> **Given request**
An exact copy of all the data is required, with pictures left out.

[Data entries for graphics]
- - - - - - -

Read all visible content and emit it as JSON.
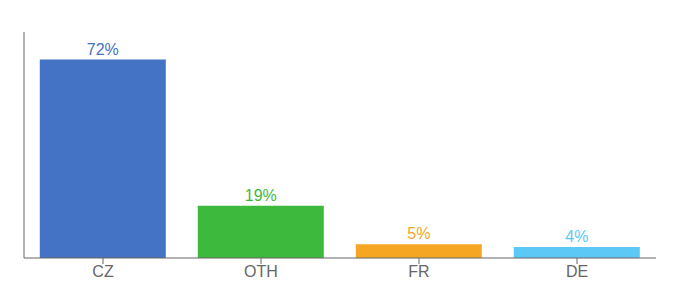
{
  "chart_data": {
    "type": "bar",
    "categories": [
      "CZ",
      "OTH",
      "FR",
      "DE"
    ],
    "values": [
      72,
      19,
      5,
      4
    ],
    "value_labels": [
      "72%",
      "19%",
      "5%",
      "4%"
    ],
    "colors": [
      "#4472c4",
      "#3dba3d",
      "#f5a623",
      "#5bc8f5"
    ],
    "ylim": [
      0,
      82
    ],
    "grid": false,
    "data_labels": true,
    "tick_labels": "x"
  }
}
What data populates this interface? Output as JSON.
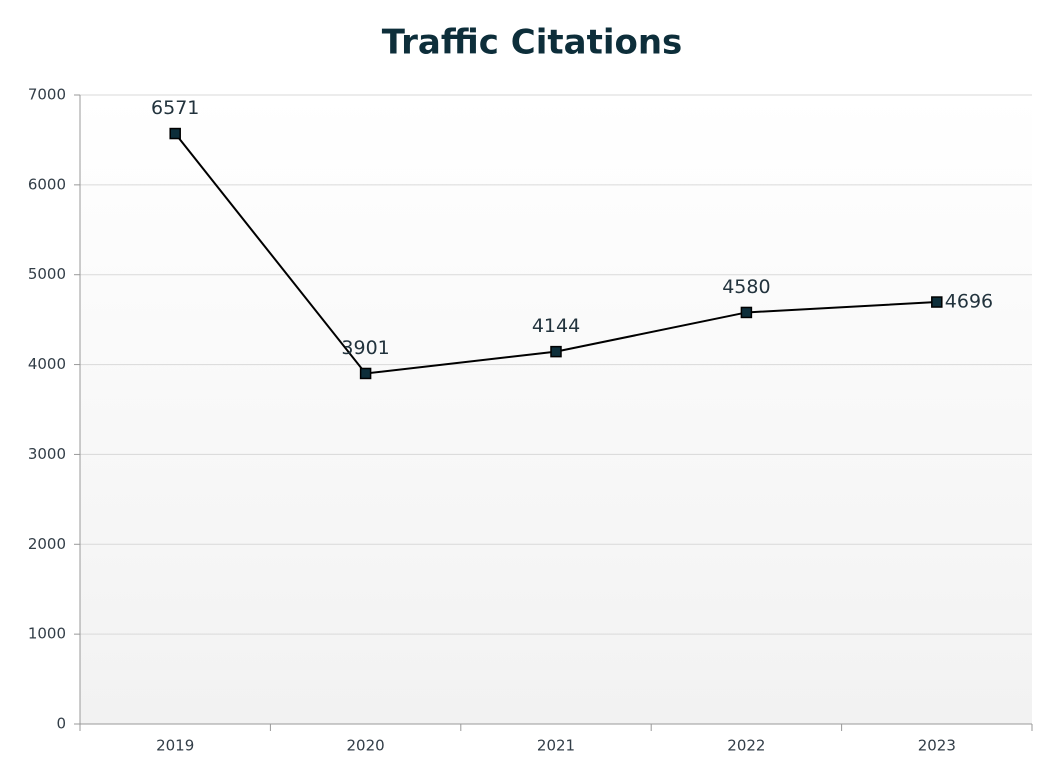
{
  "chart_data": {
    "type": "line",
    "title": "Traffic Citations",
    "categories": [
      "2019",
      "2020",
      "2021",
      "2022",
      "2023"
    ],
    "series": [
      {
        "name": "Traffic Citations",
        "color": "#000000",
        "marker_color": "#0d2e3a",
        "values": [
          6571,
          3901,
          4144,
          4580,
          4696
        ]
      }
    ],
    "ylim": [
      0,
      7000
    ],
    "yticks": [
      0,
      1000,
      2000,
      3000,
      4000,
      5000,
      6000,
      7000
    ],
    "grid": true
  }
}
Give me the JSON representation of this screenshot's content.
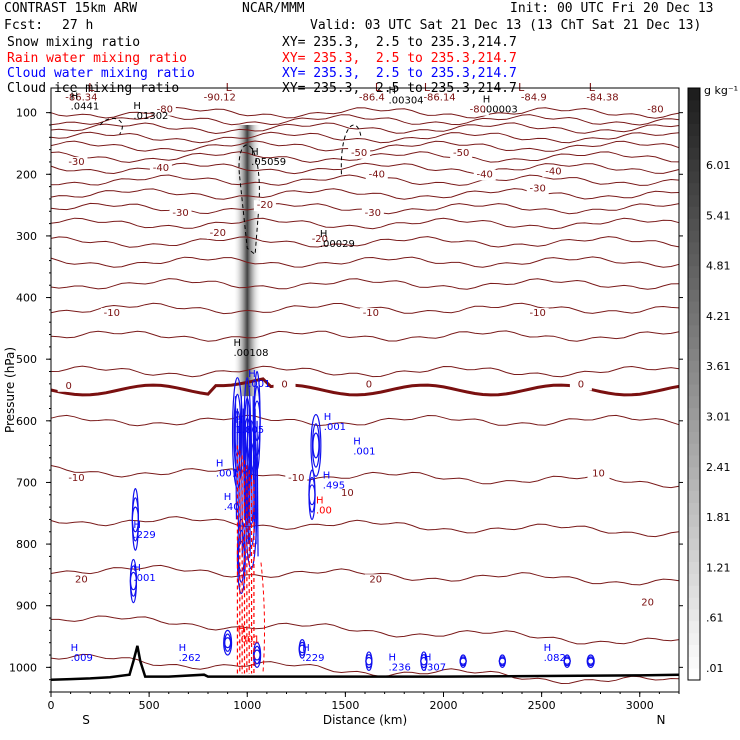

- - - - - - -

> **Answer for the task**
Read all visible content and emit it as JSON.
{
  "chart_data": {
    "type": "bar",
    "categories": [
      "CZ",
      "OTH",
      "FR",
      "DE"
    ],
    "values": [
      72,
      19,
      5,
      4
    ],
    "value_labels": [
      "72%",
      "19%",
      "5%",
      "4%"
    ],
    "colors": [
      "#4472c4",
      "#3dba3d",
      "#f5a623",
      "#5bc8f5"
    ],
    "ylim": [
      0,
      82
    ],
    "grid": false,
    "data_labels": true,
    "tick_labels": "x"
  }
}
What data populates this interface? Output as JSON.
{
  "chart_data": {
    "type": "line",
    "title": "Traffic Citations",
    "categories": [
      "2019",
      "2020",
      "2021",
      "2022",
      "2023"
    ],
    "series": [
      {
        "name": "Traffic Citations",
        "color": "#000000",
        "marker_color": "#0d2e3a",
        "values": [
          6571,
          3901,
          4144,
          4580,
          4696
        ]
      }
    ],
    "ylim": [
      0,
      7000
    ],
    "yticks": [
      0,
      1000,
      2000,
      3000,
      4000,
      5000,
      6000,
      7000
    ],
    "grid": true
  }
}
Give me the JSON representation of this screenshot's content.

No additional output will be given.